— Start Extracted data —

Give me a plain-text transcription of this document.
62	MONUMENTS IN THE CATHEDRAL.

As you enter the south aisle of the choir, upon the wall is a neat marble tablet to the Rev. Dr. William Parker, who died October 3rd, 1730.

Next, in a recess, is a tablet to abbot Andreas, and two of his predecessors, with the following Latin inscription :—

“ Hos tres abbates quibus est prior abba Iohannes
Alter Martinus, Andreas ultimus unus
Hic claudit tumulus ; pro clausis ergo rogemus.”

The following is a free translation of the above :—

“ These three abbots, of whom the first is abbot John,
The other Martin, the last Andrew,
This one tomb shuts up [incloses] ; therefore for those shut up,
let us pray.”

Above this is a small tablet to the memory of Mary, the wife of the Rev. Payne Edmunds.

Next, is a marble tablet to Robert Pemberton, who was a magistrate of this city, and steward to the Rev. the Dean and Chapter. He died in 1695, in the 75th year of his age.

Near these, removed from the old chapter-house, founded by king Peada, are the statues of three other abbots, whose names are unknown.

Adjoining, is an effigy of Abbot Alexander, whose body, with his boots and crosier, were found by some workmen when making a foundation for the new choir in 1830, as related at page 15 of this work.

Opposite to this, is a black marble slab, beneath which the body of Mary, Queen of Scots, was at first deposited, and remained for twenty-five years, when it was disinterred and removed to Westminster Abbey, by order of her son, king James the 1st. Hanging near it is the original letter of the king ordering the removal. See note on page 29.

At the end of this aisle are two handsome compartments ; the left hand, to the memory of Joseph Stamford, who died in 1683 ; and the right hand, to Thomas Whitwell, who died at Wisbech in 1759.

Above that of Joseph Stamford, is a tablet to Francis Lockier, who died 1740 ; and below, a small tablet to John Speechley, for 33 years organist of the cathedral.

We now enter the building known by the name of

— End Extracted data —

All of the data needs to be reproduced exactly, with no line missing.

### Response below
Give me a plain-text transcription of this document.
62	MONUMENTS IN THE CATHEDRAL.

As you enter the south aisle of the choir, upon the wall is a neat marble tablet to the Rev. Dr. William Parker, who died October 3rd, 1730.

Next, in a recess, is a tablet to abbot Andreas, and two of his predecessors, with the following Latin inscription :—

“ Hos tres abbates quibus est prior abba Iohannes
Alter Martinus, Andreas ultimus unus
Hic claudit tumulus ; pro clausis ergo rogemus.”

The following is a free translation of the above :—

“ These three abbots, of whom the first is abbot John,
The other Martin, the last Andrew,
This one tomb shuts up [incloses] ; therefore for those shut up,
let us pray.”

Above this is a small tablet to the memory of Mary, the wife of the Rev. Payne Edmunds.

Next, is a marble tablet to Robert Pemberton, who was a magistrate of this city, and steward to the Rev. the Dean and Chapter. He died in 1695, in the 75th year of his age.

Near these, removed from the old chapter-house, founded by king Peada, are the statues of three other abbots, whose names are unknown.

Adjoining, is an effigy of Abbot Alexander, whose body, with his boots and crosier, were found by some workmen when making a foundation for the new choir in 1830, as related at page 15 of this work.

Opposite to this, is a black marble slab, beneath which the body of Mary, Queen of Scots, was at first deposited, and remained for twenty-five years, when it was disinterred and removed to Westminster Abbey, by order of her son, king James the 1st. Hanging near it is the original letter of the king ordering the removal. See note on page 29.

At the end of this aisle are two handsome compartments ; the left hand, to the memory of Joseph Stamford, who died in 1683 ; and the right hand, to Thomas Whitwell, who died at Wisbech in 1759.

Above that of Joseph Stamford, is a tablet to Francis Lockier, who died 1740 ; and below, a small tablet to John Speechley, for 33 years organist of the cathedral.

We now enter the building known by the name of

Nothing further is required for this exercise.